Output all of the entries below precisely as written.
--- BEGIN ---
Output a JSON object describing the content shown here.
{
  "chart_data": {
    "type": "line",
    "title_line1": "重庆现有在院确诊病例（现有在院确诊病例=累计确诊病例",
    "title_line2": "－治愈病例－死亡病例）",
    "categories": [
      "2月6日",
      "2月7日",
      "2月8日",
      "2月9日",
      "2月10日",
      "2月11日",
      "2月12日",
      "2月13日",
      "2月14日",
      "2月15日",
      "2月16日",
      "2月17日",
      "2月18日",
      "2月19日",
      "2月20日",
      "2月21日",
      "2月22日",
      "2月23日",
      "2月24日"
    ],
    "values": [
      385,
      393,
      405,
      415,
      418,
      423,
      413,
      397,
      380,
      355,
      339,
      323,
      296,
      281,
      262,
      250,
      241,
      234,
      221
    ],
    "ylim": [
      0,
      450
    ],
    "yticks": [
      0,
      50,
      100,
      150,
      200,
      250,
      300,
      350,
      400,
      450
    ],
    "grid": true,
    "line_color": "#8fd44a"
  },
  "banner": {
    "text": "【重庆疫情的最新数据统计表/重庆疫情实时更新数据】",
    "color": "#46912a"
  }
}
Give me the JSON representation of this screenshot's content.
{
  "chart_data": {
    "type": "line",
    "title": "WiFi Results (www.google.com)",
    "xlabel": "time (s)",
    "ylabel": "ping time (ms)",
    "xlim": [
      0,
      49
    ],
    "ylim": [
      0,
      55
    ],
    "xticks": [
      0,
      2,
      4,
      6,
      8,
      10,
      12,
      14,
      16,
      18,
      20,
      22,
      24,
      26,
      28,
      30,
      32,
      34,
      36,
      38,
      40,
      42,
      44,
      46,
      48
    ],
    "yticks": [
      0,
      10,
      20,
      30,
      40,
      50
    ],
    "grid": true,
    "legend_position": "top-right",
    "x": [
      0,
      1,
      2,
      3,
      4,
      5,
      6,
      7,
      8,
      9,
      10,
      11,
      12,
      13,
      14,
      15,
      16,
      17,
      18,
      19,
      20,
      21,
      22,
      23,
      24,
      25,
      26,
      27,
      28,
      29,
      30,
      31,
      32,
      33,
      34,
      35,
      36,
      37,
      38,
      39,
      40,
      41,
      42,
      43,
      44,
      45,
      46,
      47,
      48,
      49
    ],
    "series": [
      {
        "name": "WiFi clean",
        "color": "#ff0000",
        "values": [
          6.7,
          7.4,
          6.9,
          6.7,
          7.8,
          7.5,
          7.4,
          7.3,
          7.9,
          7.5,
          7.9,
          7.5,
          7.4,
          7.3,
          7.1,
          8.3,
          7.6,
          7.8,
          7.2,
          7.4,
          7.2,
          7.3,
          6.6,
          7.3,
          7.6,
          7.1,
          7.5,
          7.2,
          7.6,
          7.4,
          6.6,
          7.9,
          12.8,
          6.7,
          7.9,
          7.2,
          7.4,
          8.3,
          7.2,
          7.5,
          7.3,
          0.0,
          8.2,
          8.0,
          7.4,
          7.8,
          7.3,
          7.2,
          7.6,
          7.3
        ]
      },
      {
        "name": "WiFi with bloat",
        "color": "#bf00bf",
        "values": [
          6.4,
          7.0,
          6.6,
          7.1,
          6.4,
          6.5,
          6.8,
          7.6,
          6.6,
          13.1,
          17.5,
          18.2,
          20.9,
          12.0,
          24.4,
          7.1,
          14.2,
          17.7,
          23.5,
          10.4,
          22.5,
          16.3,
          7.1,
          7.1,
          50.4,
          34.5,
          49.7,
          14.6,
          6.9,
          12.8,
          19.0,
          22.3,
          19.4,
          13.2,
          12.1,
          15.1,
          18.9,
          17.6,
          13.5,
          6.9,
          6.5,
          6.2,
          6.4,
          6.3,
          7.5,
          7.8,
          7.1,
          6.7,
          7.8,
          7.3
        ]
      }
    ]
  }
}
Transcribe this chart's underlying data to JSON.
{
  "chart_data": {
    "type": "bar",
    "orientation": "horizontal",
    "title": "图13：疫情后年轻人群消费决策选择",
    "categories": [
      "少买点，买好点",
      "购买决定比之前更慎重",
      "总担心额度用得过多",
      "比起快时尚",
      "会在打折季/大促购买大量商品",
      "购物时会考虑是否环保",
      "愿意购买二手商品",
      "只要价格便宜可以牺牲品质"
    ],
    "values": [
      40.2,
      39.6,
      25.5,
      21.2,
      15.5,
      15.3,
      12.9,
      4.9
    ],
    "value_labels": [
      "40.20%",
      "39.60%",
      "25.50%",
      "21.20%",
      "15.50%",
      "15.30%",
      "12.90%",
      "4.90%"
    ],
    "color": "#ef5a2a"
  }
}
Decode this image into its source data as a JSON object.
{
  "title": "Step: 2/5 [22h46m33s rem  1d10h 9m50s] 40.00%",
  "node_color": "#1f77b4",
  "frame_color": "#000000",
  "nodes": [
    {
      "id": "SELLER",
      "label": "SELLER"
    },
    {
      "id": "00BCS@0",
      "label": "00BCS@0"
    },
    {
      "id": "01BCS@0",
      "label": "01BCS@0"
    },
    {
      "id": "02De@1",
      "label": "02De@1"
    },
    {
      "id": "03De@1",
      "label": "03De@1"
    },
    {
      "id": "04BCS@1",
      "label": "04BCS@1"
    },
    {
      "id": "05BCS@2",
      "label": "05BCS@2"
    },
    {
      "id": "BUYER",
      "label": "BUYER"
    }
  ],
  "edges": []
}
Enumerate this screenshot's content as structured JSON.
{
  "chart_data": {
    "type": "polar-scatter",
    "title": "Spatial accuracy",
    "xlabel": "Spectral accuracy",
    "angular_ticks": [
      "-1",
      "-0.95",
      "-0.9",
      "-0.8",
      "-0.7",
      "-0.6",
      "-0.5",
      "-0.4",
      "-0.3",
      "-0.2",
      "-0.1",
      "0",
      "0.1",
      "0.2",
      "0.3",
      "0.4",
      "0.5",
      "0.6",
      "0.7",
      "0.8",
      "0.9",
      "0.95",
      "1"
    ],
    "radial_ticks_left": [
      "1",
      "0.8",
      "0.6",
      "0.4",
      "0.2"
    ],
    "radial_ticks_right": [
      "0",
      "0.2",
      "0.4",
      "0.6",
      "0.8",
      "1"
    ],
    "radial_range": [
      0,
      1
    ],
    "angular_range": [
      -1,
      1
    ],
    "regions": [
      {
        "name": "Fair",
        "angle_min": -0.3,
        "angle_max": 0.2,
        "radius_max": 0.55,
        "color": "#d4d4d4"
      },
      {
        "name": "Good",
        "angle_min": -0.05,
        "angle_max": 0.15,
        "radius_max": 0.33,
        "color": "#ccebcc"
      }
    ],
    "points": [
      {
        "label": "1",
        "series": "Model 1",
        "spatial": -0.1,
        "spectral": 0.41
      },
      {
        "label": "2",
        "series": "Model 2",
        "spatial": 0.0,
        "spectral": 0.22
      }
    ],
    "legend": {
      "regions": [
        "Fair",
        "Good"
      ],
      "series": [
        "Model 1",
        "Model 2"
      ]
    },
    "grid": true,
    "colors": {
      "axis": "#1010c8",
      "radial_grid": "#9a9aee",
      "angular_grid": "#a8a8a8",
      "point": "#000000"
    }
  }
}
--- END ---
Written solution
Output a JSON object describing the content shown here.
{
  "chart_data": {
    "type": "line",
    "title_line1": "重庆现有在院确诊病例（现有在院确诊病例=累计确诊病例",
    "title_line2": "－治愈病例－死亡病例）",
    "categories": [
      "2月6日",
      "2月7日",
      "2月8日",
      "2月9日",
      "2月10日",
      "2月11日",
      "2月12日",
      "2月13日",
      "2月14日",
      "2月15日",
      "2月16日",
      "2月17日",
      "2月18日",
      "2月19日",
      "2月20日",
      "2月21日",
      "2月22日",
      "2月23日",
      "2月24日"
    ],
    "values": [
      385,
      393,
      405,
      415,
      418,
      423,
      413,
      397,
      380,
      355,
      339,
      323,
      296,
      281,
      262,
      250,
      241,
      234,
      221
    ],
    "ylim": [
      0,
      450
    ],
    "yticks": [
      0,
      50,
      100,
      150,
      200,
      250,
      300,
      350,
      400,
      450
    ],
    "grid": true,
    "line_color": "#8fd44a"
  },
  "banner": {
    "text": "【重庆疫情的最新数据统计表/重庆疫情实时更新数据】",
    "color": "#46912a"
  }
}
Give me the JSON representation of this screenshot's content.
{
  "chart_data": {
    "type": "line",
    "title": "WiFi Results (www.google.com)",
    "xlabel": "time (s)",
    "ylabel": "ping time (ms)",
    "xlim": [
      0,
      49
    ],
    "ylim": [
      0,
      55
    ],
    "xticks": [
      0,
      2,
      4,
      6,
      8,
      10,
      12,
      14,
      16,
      18,
      20,
      22,
      24,
      26,
      28,
      30,
      32,
      34,
      36,
      38,
      40,
      42,
      44,
      46,
      48
    ],
    "yticks": [
      0,
      10,
      20,
      30,
      40,
      50
    ],
    "grid": true,
    "legend_position": "top-right",
    "x": [
      0,
      1,
      2,
      3,
      4,
      5,
      6,
      7,
      8,
      9,
      10,
      11,
      12,
      13,
      14,
      15,
      16,
      17,
      18,
      19,
      20,
      21,
      22,
      23,
      24,
      25,
      26,
      27,
      28,
      29,
      30,
      31,
      32,
      33,
      34,
      35,
      36,
      37,
      38,
      39,
      40,
      41,
      42,
      43,
      44,
      45,
      46,
      47,
      48,
      49
    ],
    "series": [
      {
        "name": "WiFi clean",
        "color": "#ff0000",
        "values": [
          6.7,
          7.4,
          6.9,
          6.7,
          7.8,
          7.5,
          7.4,
          7.3,
          7.9,
          7.5,
          7.9,
          7.5,
          7.4,
          7.3,
          7.1,
          8.3,
          7.6,
          7.8,
          7.2,
          7.4,
          7.2,
          7.3,
          6.6,
          7.3,
          7.6,
          7.1,
          7.5,
          7.2,
          7.6,
          7.4,
          6.6,
          7.9,
          12.8,
          6.7,
          7.9,
          7.2,
          7.4,
          8.3,
          7.2,
          7.5,
          7.3,
          0.0,
          8.2,
          8.0,
          7.4,
          7.8,
          7.3,
          7.2,
          7.6,
          7.3
        ]
      },
      {
        "name": "WiFi with bloat",
        "color": "#bf00bf",
        "values": [
          6.4,
          7.0,
          6.6,
          7.1,
          6.4,
          6.5,
          6.8,
          7.6,
          6.6,
          13.1,
          17.5,
          18.2,
          20.9,
          12.0,
          24.4,
          7.1,
          14.2,
          17.7,
          23.5,
          10.4,
          22.5,
          16.3,
          7.1,
          7.1,
          50.4,
          34.5,
          49.7,
          14.6,
          6.9,
          12.8,
          19.0,
          22.3,
          19.4,
          13.2,
          12.1,
          15.1,
          18.9,
          17.6,
          13.5,
          6.9,
          6.5,
          6.2,
          6.4,
          6.3,
          7.5,
          7.8,
          7.1,
          6.7,
          7.8,
          7.3
        ]
      }
    ]
  }
}
Transcribe this chart's underlying data to JSON.
{
  "chart_data": {
    "type": "bar",
    "orientation": "horizontal",
    "title": "图13：疫情后年轻人群消费决策选择",
    "categories": [
      "少买点，买好点",
      "购买决定比之前更慎重",
      "总担心额度用得过多",
      "比起快时尚",
      "会在打折季/大促购买大量商品",
      "购物时会考虑是否环保",
      "愿意购买二手商品",
      "只要价格便宜可以牺牲品质"
    ],
    "values": [
      40.2,
      39.6,
      25.5,
      21.2,
      15.5,
      15.3,
      12.9,
      4.9
    ],
    "value_labels": [
      "40.20%",
      "39.60%",
      "25.50%",
      "21.20%",
      "15.50%",
      "15.30%",
      "12.90%",
      "4.90%"
    ],
    "color": "#ef5a2a"
  }
}
Decode this image into its source data as a JSON object.
{
  "title": "Step: 2/5 [22h46m33s rem  1d10h 9m50s] 40.00%",
  "node_color": "#1f77b4",
  "frame_color": "#000000",
  "nodes": [
    {
      "id": "SELLER",
      "label": "SELLER"
    },
    {
      "id": "00BCS@0",
      "label": "00BCS@0"
    },
    {
      "id": "01BCS@0",
      "label": "01BCS@0"
    },
    {
      "id": "02De@1",
      "label": "02De@1"
    },
    {
      "id": "03De@1",
      "label": "03De@1"
    },
    {
      "id": "04BCS@1",
      "label": "04BCS@1"
    },
    {
      "id": "05BCS@2",
      "label": "05BCS@2"
    },
    {
      "id": "BUYER",
      "label": "BUYER"
    }
  ],
  "edges": []
}
Enumerate this screenshot's content as structured JSON.
{
  "chart_data": {
    "type": "polar-scatter",
    "title": "Spatial accuracy",
    "xlabel": "Spectral accuracy",
    "angular_ticks": [
      "-1",
      "-0.95",
      "-0.9",
      "-0.8",
      "-0.7",
      "-0.6",
      "-0.5",
      "-0.4",
      "-0.3",
      "-0.2",
      "-0.1",
      "0",
      "0.1",
      "0.2",
      "0.3",
      "0.4",
      "0.5",
      "0.6",
      "0.7",
      "0.8",
      "0.9",
      "0.95",
      "1"
    ],
    "radial_ticks_left": [
      "1",
      "0.8",
      "0.6",
      "0.4",
      "0.2"
    ],
    "radial_ticks_right": [
      "0",
      "0.2",
      "0.4",
      "0.6",
      "0.8",
      "1"
    ],
    "radial_range": [
      0,
      1
    ],
    "angular_range": [
      -1,
      1
    ],
    "regions": [
      {
        "name": "Fair",
        "angle_min": -0.3,
        "angle_max": 0.2,
        "radius_max": 0.55,
        "color": "#d4d4d4"
      },
      {
        "name": "Good",
        "angle_min": -0.05,
        "angle_max": 0.15,
        "radius_max": 0.33,
        "color": "#ccebcc"
      }
    ],
    "points": [
      {
        "label": "1",
        "series": "Model 1",
        "spatial": -0.1,
        "spectral": 0.41
      },
      {
        "label": "2",
        "series": "Model 2",
        "spatial": 0.0,
        "spectral": 0.22
      }
    ],
    "legend": {
      "regions": [
        "Fair",
        "Good"
      ],
      "series": [
        "Model 1",
        "Model 2"
      ]
    },
    "grid": true,
    "colors": {
      "axis": "#1010c8",
      "radial_grid": "#9a9aee",
      "angular_grid": "#a8a8a8",
      "point": "#000000"
    }
  }
}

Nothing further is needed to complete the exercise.